Make an exact copy of all the material below, apart from the pictures.

Dataset entries:
● ● ● ●

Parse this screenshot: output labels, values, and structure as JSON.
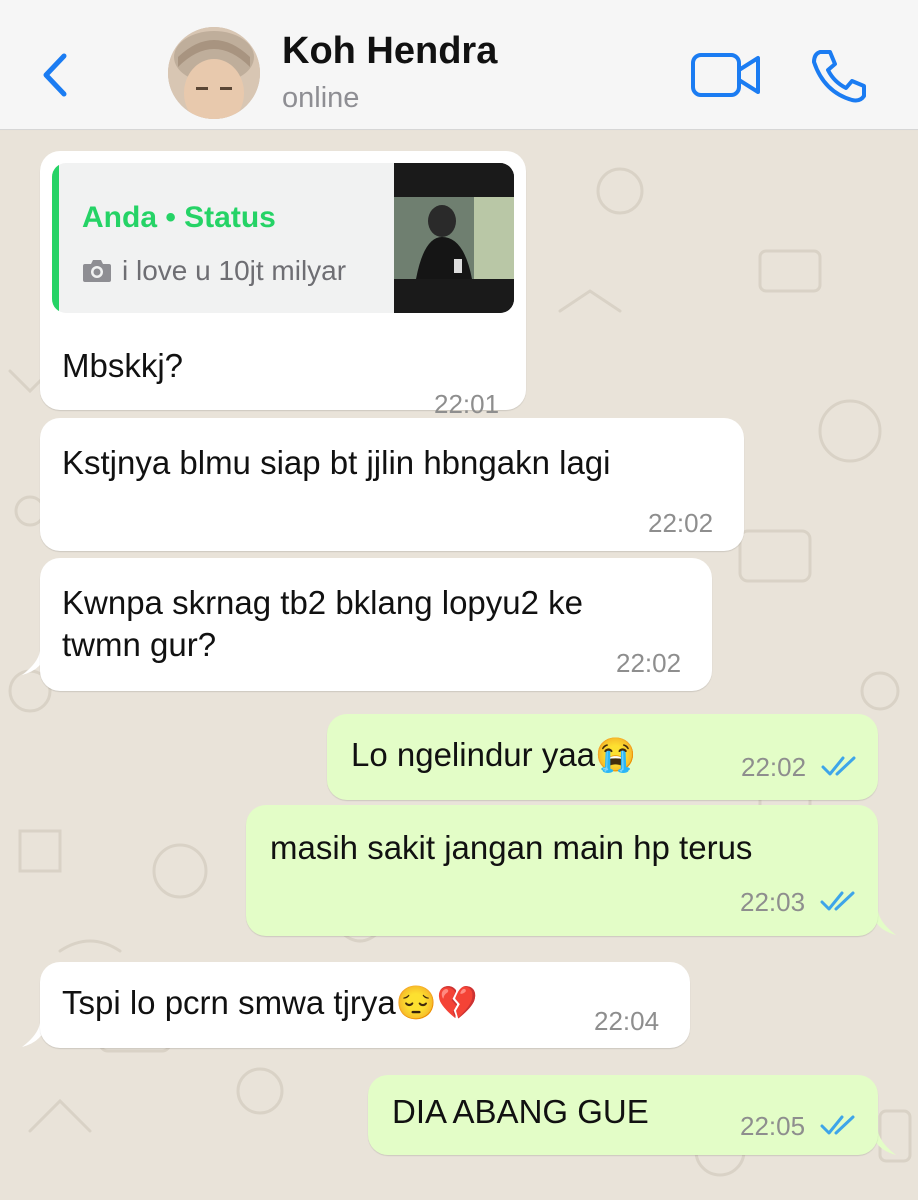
{
  "header": {
    "name": "Koh Hendra",
    "status": "online"
  },
  "icons": {
    "back": "chevron-left-icon",
    "video": "video-camera-icon",
    "call": "phone-icon",
    "camera": "camera-icon",
    "read_receipt": "double-check-icon"
  },
  "colors": {
    "accent": "#1b7cf2",
    "status_green": "#25d366",
    "outgoing_bubble": "#e3fdc7",
    "incoming_bubble": "#ffffff",
    "read_tick": "#3ea5e9"
  },
  "reply": {
    "title": "Anda • Status",
    "subtitle": "i love u 10jt milyar"
  },
  "messages": [
    {
      "direction": "in",
      "text": "Mbskkj?",
      "time": "22:01"
    },
    {
      "direction": "in",
      "text": "Kstjnya blmu siap bt jjlin hbngakn lagi",
      "time": "22:02"
    },
    {
      "direction": "in",
      "text": "Kwnpa skrnag tb2 bklang lopyu2 ke\ntwmn gur?",
      "time": "22:02"
    },
    {
      "direction": "out",
      "text": "Lo ngelindur yaa😭",
      "time": "22:02"
    },
    {
      "direction": "out",
      "text": "masih sakit jangan main hp terus",
      "time": "22:03"
    },
    {
      "direction": "in",
      "text": "Tspi lo pcrn smwa tjrya😔💔",
      "time": "22:04"
    },
    {
      "direction": "out",
      "text": "DIA ABANG GUE",
      "time": "22:05"
    }
  ]
}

● ● ● ●

▶ ANSWER TO THIS PROBLEM:
Parse this screenshot: output labels, values, and structure as JSON.
{
  "header": {
    "name": "Koh Hendra",
    "status": "online"
  },
  "icons": {
    "back": "chevron-left-icon",
    "video": "video-camera-icon",
    "call": "phone-icon",
    "camera": "camera-icon",
    "read_receipt": "double-check-icon"
  },
  "colors": {
    "accent": "#1b7cf2",
    "status_green": "#25d366",
    "outgoing_bubble": "#e3fdc7",
    "incoming_bubble": "#ffffff",
    "read_tick": "#3ea5e9"
  },
  "reply": {
    "title": "Anda • Status",
    "subtitle": "i love u 10jt milyar"
  },
  "messages": [
    {
      "direction": "in",
      "text": "Mbskkj?",
      "time": "22:01"
    },
    {
      "direction": "in",
      "text": "Kstjnya blmu siap bt jjlin hbngakn lagi",
      "time": "22:02"
    },
    {
      "direction": "in",
      "text": "Kwnpa skrnag tb2 bklang lopyu2 ke\ntwmn gur?",
      "time": "22:02"
    },
    {
      "direction": "out",
      "text": "Lo ngelindur yaa😭",
      "time": "22:02"
    },
    {
      "direction": "out",
      "text": "masih sakit jangan main hp terus",
      "time": "22:03"
    },
    {
      "direction": "in",
      "text": "Tspi lo pcrn smwa tjrya😔💔",
      "time": "22:04"
    },
    {
      "direction": "out",
      "text": "DIA ABANG GUE",
      "time": "22:05"
    }
  ]
}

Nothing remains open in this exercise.